Task instructions: Leave out the pictures and repeat the rest of the material exactly.

Records:

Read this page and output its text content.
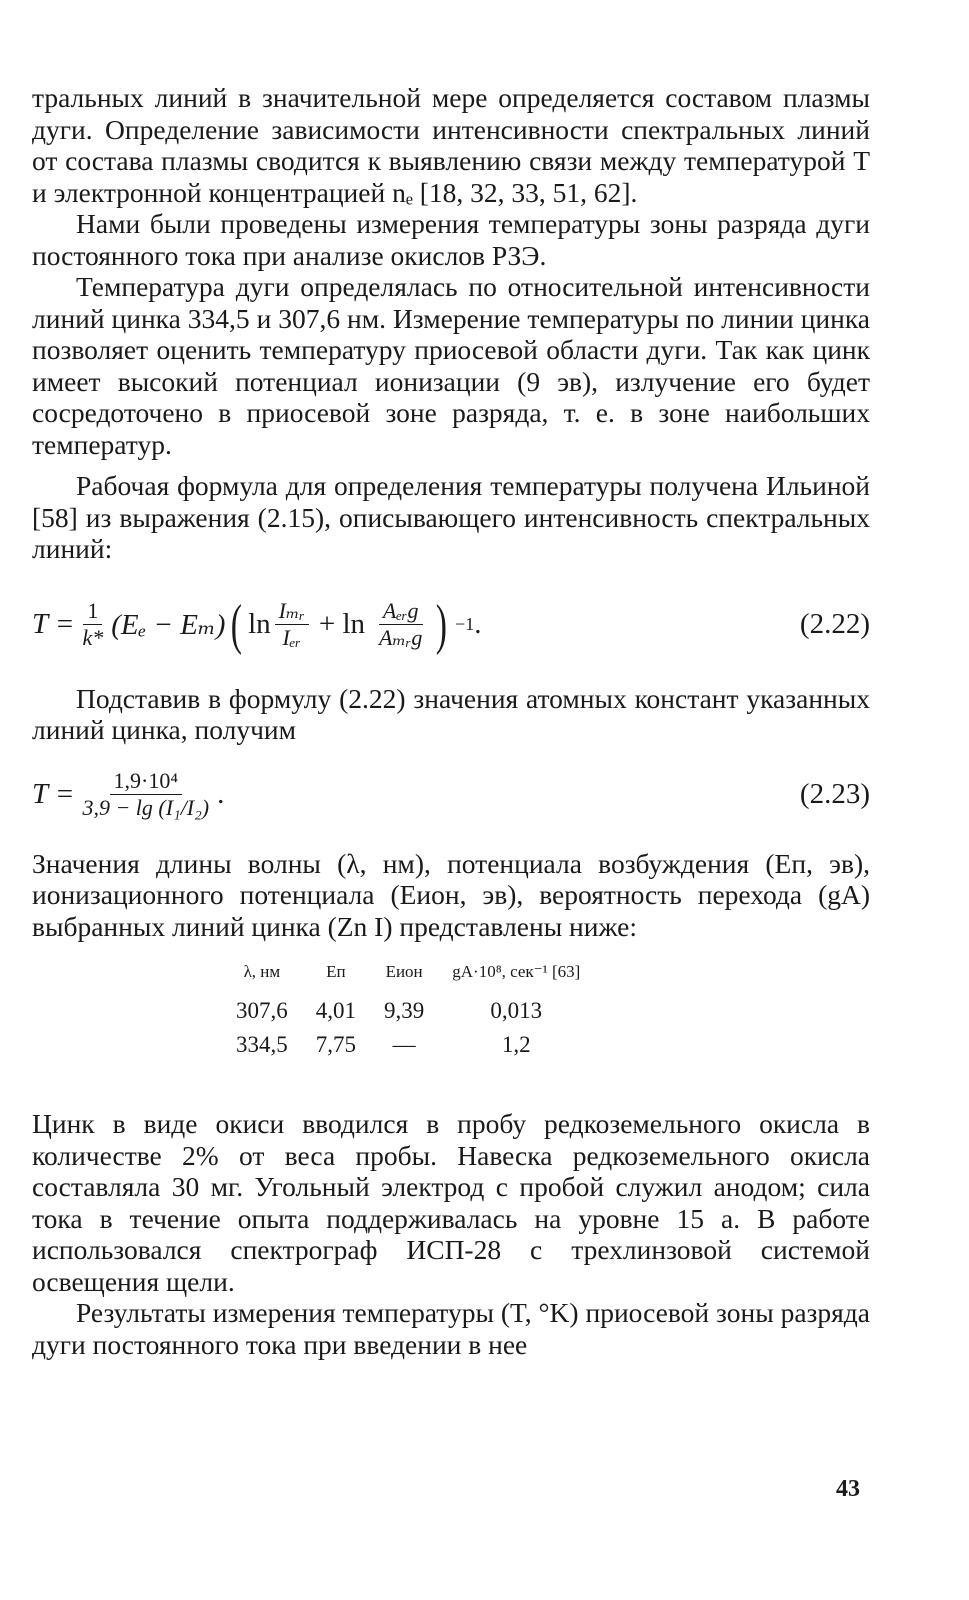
тральных линий в значительной мере определяется составом плазмы дуги. Определение зависимости интенсивности спектральных линий от состава плазмы сводится к выявлению связи между температурой T и электронной концентрацией nₑ [18, 32, 33, 51, 62].

Нами были проведены измерения температуры зоны разряда дуги постоянного тока при анализе окислов РЗЭ.

Температура дуги определялась по относительной интенсивности линий цинка 334,5 и 307,6 нм. Измерение температуры по линии цинка позволяет оценить температуру приосевой области дуги. Так как цинк имеет высокий потенциал ионизации (9 эв), излучение его будет сосредоточено в приосевой зоне разряда, т. е. в зоне наибольших температур.

Рабочая формула для определения температуры получена Ильиной [58] из выражения (2.15), описывающего интенсивность спектральных линий:

$T = \frac{1}{k*} (E_e - E_m)$ ( $\ln \frac{\text{Iₘᵣ}}{\text{Iₑᵣ}} + \ln \frac{\text{Aₑᵣg}}{\text{Aₘᵣg}}$ ) −1 .	(2.22)

Подставив в формулу (2.22) значения атомных констант указанных линий цинка, получим

$T = \frac{\text{1,9·10⁴}}{\text{3,9 − lg (I₁/I₂)}}$ .	(2.23)

Значения длины волны (λ, нм), потенциала возбуждения (Eп, эв), ионизационного потенциала (Eион, эв), вероятность перехода (gA) выбранных линий цинка (Zn I) представлены ниже:

λ, нм	Eп	Eион	gA·10⁸, сек⁻¹ [63]
307,6	4,01	9,39	0,013
334,5	7,75	—	1,2

Цинк в виде окиси вводился в пробу редкоземельного окисла в количестве 2% от веса пробы. Навеска редкоземельного окисла составляла 30 мг. Угольный электрод с пробой служил анодом; сила тока в течение опыта поддерживалась на уровне 15 а. В работе использовался спектрограф ИСП-28 с трехлинзовой системой освещения щели.

Результаты измерения температуры (T, °K) приосевой зоны разряда дуги постоянного тока при введении в нее

43
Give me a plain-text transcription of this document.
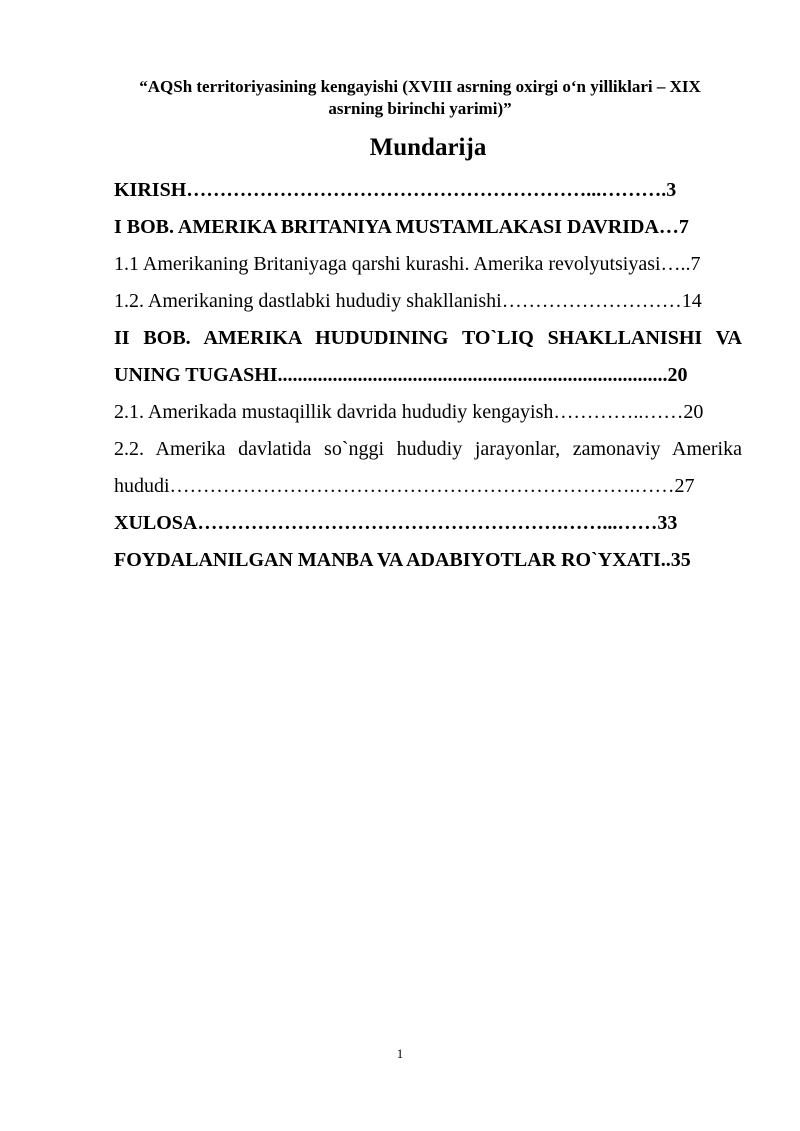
“AQSh territoriyasining kengayishi (XVIII asrning oxirgi o‘n yilliklari – XIX
asrning birinchi yarimi)”
Mundarija
KIRISH……………………………………………………...……….3
I BOB. AMERIKA BRITANIYA MUSTAMLAKASI DAVRIDA…7
1.1 Amerikaning Britaniyaga qarshi kurashi. Amerika revolyutsiyasi…..7
1.2. Amerikaning dastlabki hududiy shakllanishi………………………14
II BOB. AMERIKA HUDUDINING TO`LIQ SHAKLLANISHI VA
UNING TUGASHI..............................................................................20
2.1. Amerikada mustaqillik davrida hududiy kengayish…………..……20
2.2. Amerika davlatida so`nggi hududiy jarayonlar, zamonaviy Amerika
hududi…………………………………………………………….……27
XULOSA……………………………………………….……...……33
FOYDALANILGAN MANBA VA ADABIYOTLAR RO`YXATI..35
1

Answer to this exercise:
Read this page and output its text content.
тральных линий в значительной мере определяется составом плазмы дуги. Определение зависимости интенсивности спектральных линий от состава плазмы сводится к выявлению связи между температурой T и электронной концентрацией nₑ [18, 32, 33, 51, 62].

Нами были проведены измерения температуры зоны разряда дуги постоянного тока при анализе окислов РЗЭ.

Температура дуги определялась по относительной интенсивности линий цинка 334,5 и 307,6 нм. Измерение температуры по линии цинка позволяет оценить температуру приосевой области дуги. Так как цинк имеет высокий потенциал ионизации (9 эв), излучение его будет сосредоточено в приосевой зоне разряда, т. е. в зоне наибольших температур.

Рабочая формула для определения температуры получена Ильиной [58] из выражения (2.15), описывающего интенсивность спектральных линий:

$T = \frac{1}{k*} (E_e - E_m)$ ( $\ln \frac{\text{Iₘᵣ}}{\text{Iₑᵣ}} + \ln \frac{\text{Aₑᵣg}}{\text{Aₘᵣg}}$ ) −1 .	(2.22)

Подставив в формулу (2.22) значения атомных констант указанных линий цинка, получим

$T = \frac{\text{1,9·10⁴}}{\text{3,9 − lg (I₁/I₂)}}$ .	(2.23)

Значения длины волны (λ, нм), потенциала возбуждения (Eп, эв), ионизационного потенциала (Eион, эв), вероятность перехода (gA) выбранных линий цинка (Zn I) представлены ниже:

λ, нм	Eп	Eион	gA·10⁸, сек⁻¹ [63]
307,6	4,01	9,39	0,013
334,5	7,75	—	1,2

Цинк в виде окиси вводился в пробу редкоземельного окисла в количестве 2% от веса пробы. Навеска редкоземельного окисла составляла 30 мг. Угольный электрод с пробой служил анодом; сила тока в течение опыта поддерживалась на уровне 15 а. В работе использовался спектрограф ИСП-28 с трехлинзовой системой освещения щели.

Результаты измерения температуры (T, °K) приосевой зоны разряда дуги постоянного тока при введении в нее

43
Give me a plain-text transcription of this document.
“AQSh territoriyasining kengayishi (XVIII asrning oxirgi o‘n yilliklari – XIX
asrning birinchi yarimi)”
Mundarija
KIRISH……………………………………………………...……….3
I BOB. AMERIKA BRITANIYA MUSTAMLAKASI DAVRIDA…7
1.1 Amerikaning Britaniyaga qarshi kurashi. Amerika revolyutsiyasi…..7
1.2. Amerikaning dastlabki hududiy shakllanishi………………………14
II BOB. AMERIKA HUDUDINING TO`LIQ SHAKLLANISHI VA
UNING TUGASHI..............................................................................20
2.1. Amerikada mustaqillik davrida hududiy kengayish…………..……20
2.2. Amerika davlatida so`nggi hududiy jarayonlar, zamonaviy Amerika
hududi…………………………………………………………….……27
XULOSA……………………………………………….……...……33
FOYDALANILGAN MANBA VA ADABIYOTLAR RO`YXATI..35
1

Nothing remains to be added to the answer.